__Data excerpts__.
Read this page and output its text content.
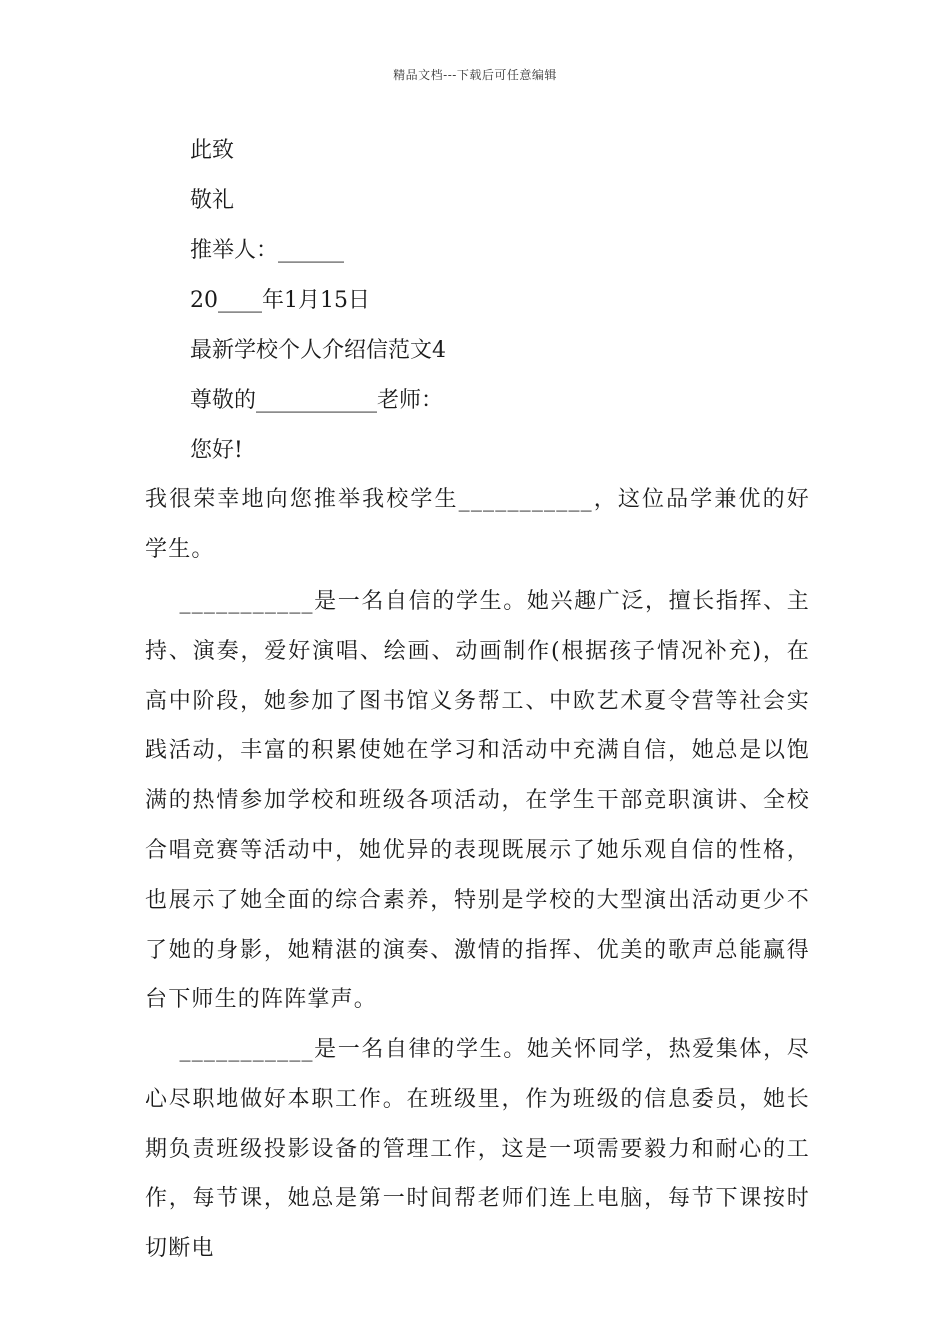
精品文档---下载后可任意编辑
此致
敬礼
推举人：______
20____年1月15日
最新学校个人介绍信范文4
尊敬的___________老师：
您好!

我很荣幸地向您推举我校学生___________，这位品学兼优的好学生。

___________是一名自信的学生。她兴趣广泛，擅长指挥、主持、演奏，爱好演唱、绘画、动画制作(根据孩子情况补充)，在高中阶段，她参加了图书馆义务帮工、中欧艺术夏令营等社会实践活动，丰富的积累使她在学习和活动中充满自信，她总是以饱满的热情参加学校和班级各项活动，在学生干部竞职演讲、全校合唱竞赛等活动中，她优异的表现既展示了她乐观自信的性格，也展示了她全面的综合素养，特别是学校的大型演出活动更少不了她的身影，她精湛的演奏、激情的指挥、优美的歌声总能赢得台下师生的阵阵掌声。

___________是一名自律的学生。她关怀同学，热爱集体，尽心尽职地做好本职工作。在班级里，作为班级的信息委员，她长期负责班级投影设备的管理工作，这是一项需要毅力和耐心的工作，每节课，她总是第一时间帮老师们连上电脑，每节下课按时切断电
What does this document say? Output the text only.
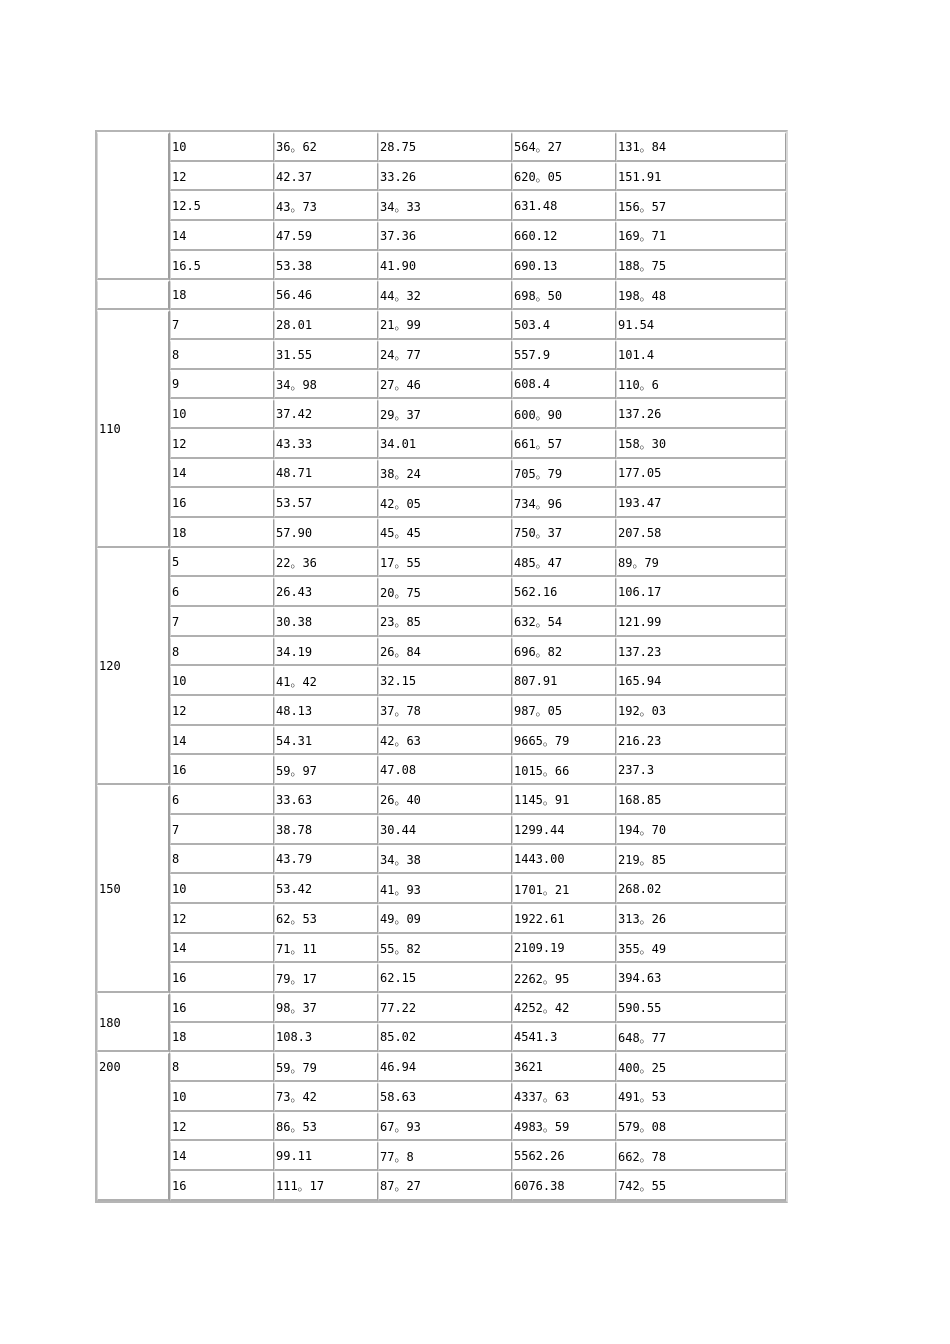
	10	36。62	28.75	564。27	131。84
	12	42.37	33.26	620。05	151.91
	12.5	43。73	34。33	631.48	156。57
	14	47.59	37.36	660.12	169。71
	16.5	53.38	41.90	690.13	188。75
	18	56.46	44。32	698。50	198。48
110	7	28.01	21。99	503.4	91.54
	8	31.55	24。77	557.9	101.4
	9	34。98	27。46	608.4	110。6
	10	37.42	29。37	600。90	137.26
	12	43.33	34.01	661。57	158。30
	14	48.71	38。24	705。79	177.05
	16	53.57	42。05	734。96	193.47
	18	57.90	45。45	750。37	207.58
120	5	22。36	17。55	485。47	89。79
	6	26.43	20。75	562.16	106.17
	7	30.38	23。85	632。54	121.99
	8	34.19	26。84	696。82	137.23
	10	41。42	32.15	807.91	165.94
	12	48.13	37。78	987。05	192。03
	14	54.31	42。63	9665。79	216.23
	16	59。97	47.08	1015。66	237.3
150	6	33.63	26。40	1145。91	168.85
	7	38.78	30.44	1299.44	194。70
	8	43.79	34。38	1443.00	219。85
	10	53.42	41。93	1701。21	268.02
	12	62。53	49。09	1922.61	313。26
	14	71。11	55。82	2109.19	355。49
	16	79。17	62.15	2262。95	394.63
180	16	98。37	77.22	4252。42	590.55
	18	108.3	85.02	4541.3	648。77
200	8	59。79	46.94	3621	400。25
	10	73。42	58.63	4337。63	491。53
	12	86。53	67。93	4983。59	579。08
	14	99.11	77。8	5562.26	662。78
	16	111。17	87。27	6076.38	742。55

__REQUIREMENTS__.
Return, unchanged, the lines from the one containing "What does this" down to the end of the entries above, inclusive. Images are left out.

__SOLUTION TO THE PROBLEM__.
What does this document say? Output the text only.
	10	36。62	28.75	564。27	131。84
	12	42.37	33.26	620。05	151.91
	12.5	43。73	34。33	631.48	156。57
	14	47.59	37.36	660.12	169。71
	16.5	53.38	41.90	690.13	188。75
	18	56.46	44。32	698。50	198。48
110	7	28.01	21。99	503.4	91.54
	8	31.55	24。77	557.9	101.4
	9	34。98	27。46	608.4	110。6
	10	37.42	29。37	600。90	137.26
	12	43.33	34.01	661。57	158。30
	14	48.71	38。24	705。79	177.05
	16	53.57	42。05	734。96	193.47
	18	57.90	45。45	750。37	207.58
120	5	22。36	17。55	485。47	89。79
	6	26.43	20。75	562.16	106.17
	7	30.38	23。85	632。54	121.99
	8	34.19	26。84	696。82	137.23
	10	41。42	32.15	807.91	165.94
	12	48.13	37。78	987。05	192。03
	14	54.31	42。63	9665。79	216.23
	16	59。97	47.08	1015。66	237.3
150	6	33.63	26。40	1145。91	168.85
	7	38.78	30.44	1299.44	194。70
	8	43.79	34。38	1443.00	219。85
	10	53.42	41。93	1701。21	268.02
	12	62。53	49。09	1922.61	313。26
	14	71。11	55。82	2109.19	355。49
	16	79。17	62.15	2262。95	394.63
180	16	98。37	77.22	4252。42	590.55
	18	108.3	85.02	4541.3	648。77
200	8	59。79	46.94	3621	400。25
	10	73。42	58.63	4337。63	491。53
	12	86。53	67。93	4983。59	579。08
	14	99.11	77。8	5562.26	662。78
	16	111。17	87。27	6076.38	742。55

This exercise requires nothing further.